* START *

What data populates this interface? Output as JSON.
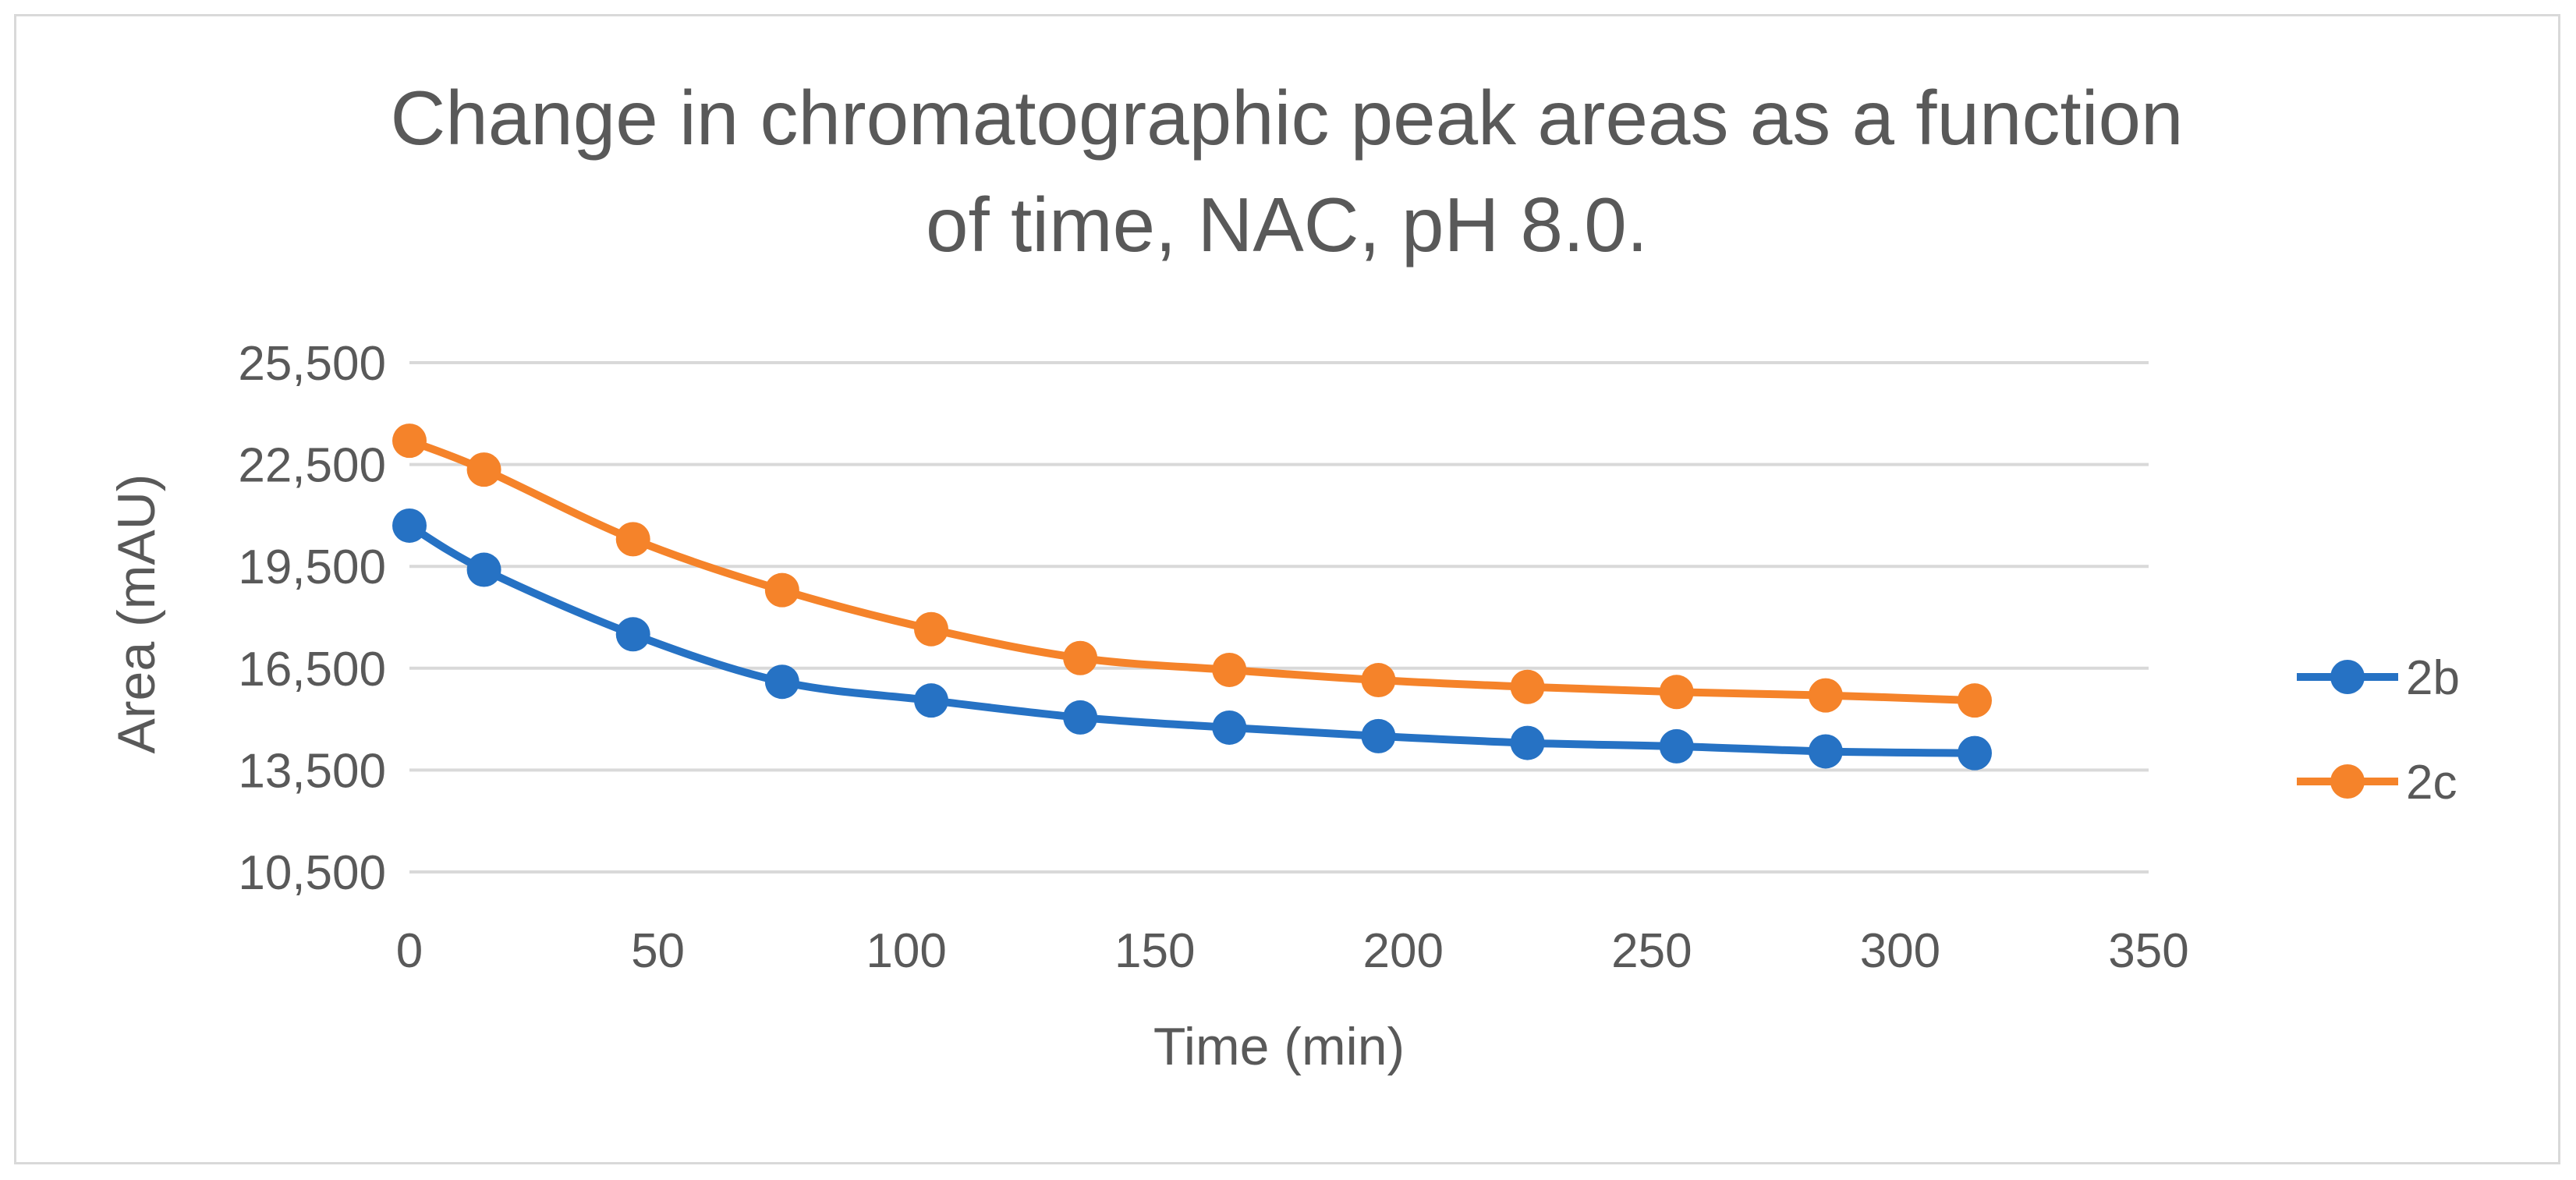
{
  "chart_data": {
    "type": "line",
    "title_lines": [
      "Change in chromatographic peak areas as a function",
      "of time, NAC, pH 8.0."
    ],
    "xlabel": "Time (min)",
    "ylabel": "Area (mAU)",
    "xlim": [
      0,
      350
    ],
    "ylim": [
      10500,
      25500
    ],
    "x_ticks": [
      "0",
      "50",
      "100",
      "150",
      "200",
      "250",
      "300",
      "350"
    ],
    "y_ticks": [
      "25,500",
      "22,500",
      "19,500",
      "16,500",
      "13,500",
      "10,500"
    ],
    "grid": "horizontal",
    "legend_position": "right",
    "smooth": true,
    "series": [
      {
        "name": "2b",
        "color": "#2672C4",
        "x": [
          0,
          15,
          45,
          75,
          105,
          135,
          165,
          195,
          225,
          255,
          285,
          315
        ],
        "y": [
          20700,
          19400,
          17500,
          16100,
          15550,
          15050,
          14750,
          14500,
          14300,
          14200,
          14050,
          14000
        ]
      },
      {
        "name": "2c",
        "color": "#F5832A",
        "x": [
          0,
          15,
          45,
          75,
          105,
          135,
          165,
          195,
          225,
          255,
          285,
          315
        ],
        "y": [
          23200,
          22350,
          20300,
          18800,
          17650,
          16800,
          16450,
          16150,
          15950,
          15800,
          15700,
          15550
        ]
      }
    ]
  }
}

* END *

Aim:
None of the pictures should appear; repeat the records exactly otherwise.

Answer in full:
What data populates this interface? Output as JSON.
{
  "chart_data": {
    "type": "line",
    "title_lines": [
      "Change in chromatographic peak areas as a function",
      "of time, NAC, pH 8.0."
    ],
    "xlabel": "Time (min)",
    "ylabel": "Area (mAU)",
    "xlim": [
      0,
      350
    ],
    "ylim": [
      10500,
      25500
    ],
    "x_ticks": [
      "0",
      "50",
      "100",
      "150",
      "200",
      "250",
      "300",
      "350"
    ],
    "y_ticks": [
      "25,500",
      "22,500",
      "19,500",
      "16,500",
      "13,500",
      "10,500"
    ],
    "grid": "horizontal",
    "legend_position": "right",
    "smooth": true,
    "series": [
      {
        "name": "2b",
        "color": "#2672C4",
        "x": [
          0,
          15,
          45,
          75,
          105,
          135,
          165,
          195,
          225,
          255,
          285,
          315
        ],
        "y": [
          20700,
          19400,
          17500,
          16100,
          15550,
          15050,
          14750,
          14500,
          14300,
          14200,
          14050,
          14000
        ]
      },
      {
        "name": "2c",
        "color": "#F5832A",
        "x": [
          0,
          15,
          45,
          75,
          105,
          135,
          165,
          195,
          225,
          255,
          285,
          315
        ],
        "y": [
          23200,
          22350,
          20300,
          18800,
          17650,
          16800,
          16450,
          16150,
          15950,
          15800,
          15700,
          15550
        ]
      }
    ]
  }
}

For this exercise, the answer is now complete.